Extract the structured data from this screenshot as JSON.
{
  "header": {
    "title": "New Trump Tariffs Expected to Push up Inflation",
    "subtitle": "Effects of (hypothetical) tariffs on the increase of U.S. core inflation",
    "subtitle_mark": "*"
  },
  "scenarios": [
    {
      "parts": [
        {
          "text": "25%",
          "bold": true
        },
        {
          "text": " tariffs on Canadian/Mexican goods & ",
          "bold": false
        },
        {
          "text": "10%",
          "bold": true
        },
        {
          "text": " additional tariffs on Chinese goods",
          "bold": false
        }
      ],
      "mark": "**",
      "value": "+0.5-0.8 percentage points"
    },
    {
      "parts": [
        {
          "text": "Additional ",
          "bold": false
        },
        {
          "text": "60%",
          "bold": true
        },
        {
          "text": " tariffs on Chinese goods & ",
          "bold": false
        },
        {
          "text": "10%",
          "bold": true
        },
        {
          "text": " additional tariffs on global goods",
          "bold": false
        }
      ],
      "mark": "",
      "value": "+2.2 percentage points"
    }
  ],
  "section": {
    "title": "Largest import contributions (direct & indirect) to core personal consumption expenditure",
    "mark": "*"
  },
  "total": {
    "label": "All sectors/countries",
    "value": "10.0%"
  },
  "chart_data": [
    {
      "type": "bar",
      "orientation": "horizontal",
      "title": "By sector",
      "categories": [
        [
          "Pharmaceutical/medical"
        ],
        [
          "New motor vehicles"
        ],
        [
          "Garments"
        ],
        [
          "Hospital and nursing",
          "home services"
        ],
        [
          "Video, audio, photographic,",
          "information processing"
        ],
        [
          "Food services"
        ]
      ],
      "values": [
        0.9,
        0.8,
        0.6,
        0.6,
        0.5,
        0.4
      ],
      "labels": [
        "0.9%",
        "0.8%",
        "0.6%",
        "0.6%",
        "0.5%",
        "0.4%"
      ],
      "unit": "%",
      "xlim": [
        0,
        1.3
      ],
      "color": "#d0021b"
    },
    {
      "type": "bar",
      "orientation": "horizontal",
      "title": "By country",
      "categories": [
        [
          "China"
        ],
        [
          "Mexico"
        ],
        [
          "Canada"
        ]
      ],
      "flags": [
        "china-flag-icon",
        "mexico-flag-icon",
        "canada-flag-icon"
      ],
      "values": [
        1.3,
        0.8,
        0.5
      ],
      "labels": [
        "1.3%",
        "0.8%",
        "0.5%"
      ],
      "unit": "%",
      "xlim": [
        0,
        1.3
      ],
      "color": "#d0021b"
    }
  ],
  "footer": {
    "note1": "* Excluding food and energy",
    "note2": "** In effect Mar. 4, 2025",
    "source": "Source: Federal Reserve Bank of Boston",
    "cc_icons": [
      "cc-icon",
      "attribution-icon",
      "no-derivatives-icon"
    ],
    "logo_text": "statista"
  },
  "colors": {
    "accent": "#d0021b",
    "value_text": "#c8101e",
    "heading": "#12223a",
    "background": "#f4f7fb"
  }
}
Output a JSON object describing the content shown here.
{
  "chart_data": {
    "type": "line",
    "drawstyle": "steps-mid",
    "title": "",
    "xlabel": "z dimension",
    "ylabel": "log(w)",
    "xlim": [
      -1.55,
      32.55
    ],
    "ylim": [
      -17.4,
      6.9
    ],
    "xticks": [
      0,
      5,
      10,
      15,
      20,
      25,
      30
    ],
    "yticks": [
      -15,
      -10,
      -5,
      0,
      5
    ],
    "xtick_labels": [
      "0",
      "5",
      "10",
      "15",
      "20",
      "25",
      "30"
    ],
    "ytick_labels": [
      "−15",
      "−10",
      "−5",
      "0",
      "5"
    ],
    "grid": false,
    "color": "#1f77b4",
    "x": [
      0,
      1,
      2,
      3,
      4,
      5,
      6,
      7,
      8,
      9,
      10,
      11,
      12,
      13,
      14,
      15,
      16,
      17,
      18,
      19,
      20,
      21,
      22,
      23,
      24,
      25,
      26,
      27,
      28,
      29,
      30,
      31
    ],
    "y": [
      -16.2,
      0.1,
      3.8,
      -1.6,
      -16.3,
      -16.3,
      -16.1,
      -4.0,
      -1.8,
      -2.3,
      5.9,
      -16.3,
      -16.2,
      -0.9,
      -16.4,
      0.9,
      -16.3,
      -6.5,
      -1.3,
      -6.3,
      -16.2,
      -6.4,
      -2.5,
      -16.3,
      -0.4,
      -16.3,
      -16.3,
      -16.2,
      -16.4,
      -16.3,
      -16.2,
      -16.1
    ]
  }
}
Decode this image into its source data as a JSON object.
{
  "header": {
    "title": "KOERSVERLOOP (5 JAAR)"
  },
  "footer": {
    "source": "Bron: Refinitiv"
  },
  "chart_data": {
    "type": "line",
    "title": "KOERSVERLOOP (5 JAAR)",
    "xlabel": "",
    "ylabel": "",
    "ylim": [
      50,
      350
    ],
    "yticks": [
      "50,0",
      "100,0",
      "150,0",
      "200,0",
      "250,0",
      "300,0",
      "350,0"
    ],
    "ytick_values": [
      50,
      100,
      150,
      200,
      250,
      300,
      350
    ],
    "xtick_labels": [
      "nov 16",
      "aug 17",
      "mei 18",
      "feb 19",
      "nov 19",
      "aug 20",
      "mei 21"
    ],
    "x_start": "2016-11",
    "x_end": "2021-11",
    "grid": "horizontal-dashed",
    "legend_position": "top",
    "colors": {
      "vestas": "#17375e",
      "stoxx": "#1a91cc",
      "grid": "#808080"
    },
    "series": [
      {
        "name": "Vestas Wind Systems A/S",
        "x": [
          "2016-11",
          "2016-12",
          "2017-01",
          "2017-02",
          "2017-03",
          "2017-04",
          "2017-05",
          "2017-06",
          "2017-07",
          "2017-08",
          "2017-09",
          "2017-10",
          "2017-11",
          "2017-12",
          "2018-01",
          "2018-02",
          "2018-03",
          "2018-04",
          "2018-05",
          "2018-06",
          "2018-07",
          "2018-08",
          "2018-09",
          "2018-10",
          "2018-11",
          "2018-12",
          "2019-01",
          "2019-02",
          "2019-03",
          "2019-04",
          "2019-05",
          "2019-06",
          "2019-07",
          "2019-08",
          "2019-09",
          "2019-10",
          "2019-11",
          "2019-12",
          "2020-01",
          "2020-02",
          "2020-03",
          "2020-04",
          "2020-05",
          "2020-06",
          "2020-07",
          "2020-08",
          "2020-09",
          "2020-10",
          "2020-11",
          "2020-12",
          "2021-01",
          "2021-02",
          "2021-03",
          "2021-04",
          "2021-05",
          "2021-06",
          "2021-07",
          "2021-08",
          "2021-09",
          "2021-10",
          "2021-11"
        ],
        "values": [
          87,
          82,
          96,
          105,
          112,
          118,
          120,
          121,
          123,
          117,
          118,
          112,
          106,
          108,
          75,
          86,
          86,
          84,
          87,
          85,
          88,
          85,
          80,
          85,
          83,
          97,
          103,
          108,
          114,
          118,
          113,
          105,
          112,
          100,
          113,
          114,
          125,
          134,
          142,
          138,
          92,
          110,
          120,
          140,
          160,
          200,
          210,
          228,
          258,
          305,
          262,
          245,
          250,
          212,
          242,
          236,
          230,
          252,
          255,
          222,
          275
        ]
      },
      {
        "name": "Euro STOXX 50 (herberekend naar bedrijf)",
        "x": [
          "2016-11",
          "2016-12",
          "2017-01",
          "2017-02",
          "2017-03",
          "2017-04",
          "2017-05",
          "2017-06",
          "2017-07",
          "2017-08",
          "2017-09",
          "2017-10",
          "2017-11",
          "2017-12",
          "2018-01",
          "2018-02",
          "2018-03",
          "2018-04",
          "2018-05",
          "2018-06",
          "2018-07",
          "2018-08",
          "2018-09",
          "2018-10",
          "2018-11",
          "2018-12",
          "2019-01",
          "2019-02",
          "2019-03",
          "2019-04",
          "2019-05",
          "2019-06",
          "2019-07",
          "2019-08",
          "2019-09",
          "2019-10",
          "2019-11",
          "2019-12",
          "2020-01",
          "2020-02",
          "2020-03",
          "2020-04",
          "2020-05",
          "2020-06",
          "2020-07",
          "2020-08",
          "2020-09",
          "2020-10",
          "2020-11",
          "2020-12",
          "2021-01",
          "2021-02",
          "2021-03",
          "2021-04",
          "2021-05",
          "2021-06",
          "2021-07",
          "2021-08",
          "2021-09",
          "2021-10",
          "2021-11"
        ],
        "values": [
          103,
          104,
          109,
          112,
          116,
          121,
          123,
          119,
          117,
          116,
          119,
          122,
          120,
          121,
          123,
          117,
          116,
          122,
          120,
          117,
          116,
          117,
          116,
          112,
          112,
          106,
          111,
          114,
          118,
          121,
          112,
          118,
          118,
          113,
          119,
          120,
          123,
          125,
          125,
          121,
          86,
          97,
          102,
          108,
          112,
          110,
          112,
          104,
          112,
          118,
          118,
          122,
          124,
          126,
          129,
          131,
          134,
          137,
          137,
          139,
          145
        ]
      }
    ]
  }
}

▶ [What you have to do]: Count the lines that hold the string "KOERSVERLOOP" and state that number alone.

▶ [Solution]: 2